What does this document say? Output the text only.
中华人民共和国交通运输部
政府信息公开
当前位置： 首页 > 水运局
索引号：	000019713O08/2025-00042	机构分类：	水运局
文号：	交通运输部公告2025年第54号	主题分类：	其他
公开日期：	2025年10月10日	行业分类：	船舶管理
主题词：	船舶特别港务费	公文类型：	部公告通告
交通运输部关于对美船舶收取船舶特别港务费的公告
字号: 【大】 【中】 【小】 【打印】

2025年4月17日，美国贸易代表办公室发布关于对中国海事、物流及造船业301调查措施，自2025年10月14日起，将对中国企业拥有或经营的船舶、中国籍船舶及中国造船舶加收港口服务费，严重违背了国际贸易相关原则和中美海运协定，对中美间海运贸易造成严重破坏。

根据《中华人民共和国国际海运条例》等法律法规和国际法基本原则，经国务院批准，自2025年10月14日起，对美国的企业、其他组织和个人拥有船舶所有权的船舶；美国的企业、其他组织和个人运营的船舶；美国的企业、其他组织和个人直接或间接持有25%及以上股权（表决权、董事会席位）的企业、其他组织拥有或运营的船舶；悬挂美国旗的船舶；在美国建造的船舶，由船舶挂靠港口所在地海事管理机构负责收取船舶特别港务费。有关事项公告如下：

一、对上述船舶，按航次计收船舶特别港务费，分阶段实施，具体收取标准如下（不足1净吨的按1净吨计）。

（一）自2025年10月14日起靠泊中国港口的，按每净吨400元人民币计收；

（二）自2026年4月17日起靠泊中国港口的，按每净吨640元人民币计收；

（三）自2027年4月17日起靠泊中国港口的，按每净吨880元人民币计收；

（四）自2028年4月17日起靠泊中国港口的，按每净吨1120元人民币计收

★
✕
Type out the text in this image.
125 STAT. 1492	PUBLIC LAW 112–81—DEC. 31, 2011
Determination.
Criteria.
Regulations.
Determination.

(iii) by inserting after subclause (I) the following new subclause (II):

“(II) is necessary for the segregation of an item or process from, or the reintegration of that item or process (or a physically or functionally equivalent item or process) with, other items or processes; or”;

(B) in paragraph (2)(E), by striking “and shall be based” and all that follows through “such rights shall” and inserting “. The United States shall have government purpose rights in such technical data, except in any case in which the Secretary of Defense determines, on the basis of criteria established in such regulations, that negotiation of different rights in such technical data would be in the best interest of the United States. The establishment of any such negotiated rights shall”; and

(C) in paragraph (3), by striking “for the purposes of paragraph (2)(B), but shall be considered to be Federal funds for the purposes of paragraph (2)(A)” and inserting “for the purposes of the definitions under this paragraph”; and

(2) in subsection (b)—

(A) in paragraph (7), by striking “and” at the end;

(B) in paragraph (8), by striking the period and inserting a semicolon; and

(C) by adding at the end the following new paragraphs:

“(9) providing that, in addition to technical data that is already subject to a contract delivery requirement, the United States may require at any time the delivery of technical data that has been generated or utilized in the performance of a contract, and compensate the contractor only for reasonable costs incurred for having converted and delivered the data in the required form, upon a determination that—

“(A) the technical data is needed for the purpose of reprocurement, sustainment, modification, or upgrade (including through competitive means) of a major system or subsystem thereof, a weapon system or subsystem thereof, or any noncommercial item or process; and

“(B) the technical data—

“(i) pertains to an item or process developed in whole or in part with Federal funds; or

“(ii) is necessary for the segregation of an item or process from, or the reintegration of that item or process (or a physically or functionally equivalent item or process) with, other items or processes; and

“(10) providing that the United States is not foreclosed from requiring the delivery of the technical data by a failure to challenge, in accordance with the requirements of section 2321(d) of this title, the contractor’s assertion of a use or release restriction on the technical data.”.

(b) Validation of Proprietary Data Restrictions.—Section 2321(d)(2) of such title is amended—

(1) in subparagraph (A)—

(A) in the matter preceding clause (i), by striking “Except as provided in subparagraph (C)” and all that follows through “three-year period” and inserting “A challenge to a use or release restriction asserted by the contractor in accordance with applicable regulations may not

TASK TO CARRY OUT: Using the listing above, pull out all lines that hold the word "striking".

SOLUTION:
(B) in paragraph (2)(E), by striking “and shall be based” and all that follows through “such rights shall” and inserting “. The United States shall have government purpose rights in such technical data, except in any case in which the Secretary of Defense determines, on the basis of criteria established in such regulations, that negotiation of different rights in such technical data would be in the best interest of the United States. The establishment of any such negotiated rights shall”; and
(C) in paragraph (3), by striking “for the purposes of paragraph (2)(B), but shall be considered to be Federal funds for the purposes of paragraph (2)(A)” and inserting “for the purposes of the definitions under this paragraph”; and
(A) in paragraph (7), by striking “and” at the end;
(B) in paragraph (8), by striking the period and inserting a semicolon; and
(A) in the matter preceding clause (i), by striking “Except as provided in subparagraph (C)” and all that follows through “three-year period” and inserting “A challenge to a use or release restriction asserted by the contractor in accordance with applicable regulations may not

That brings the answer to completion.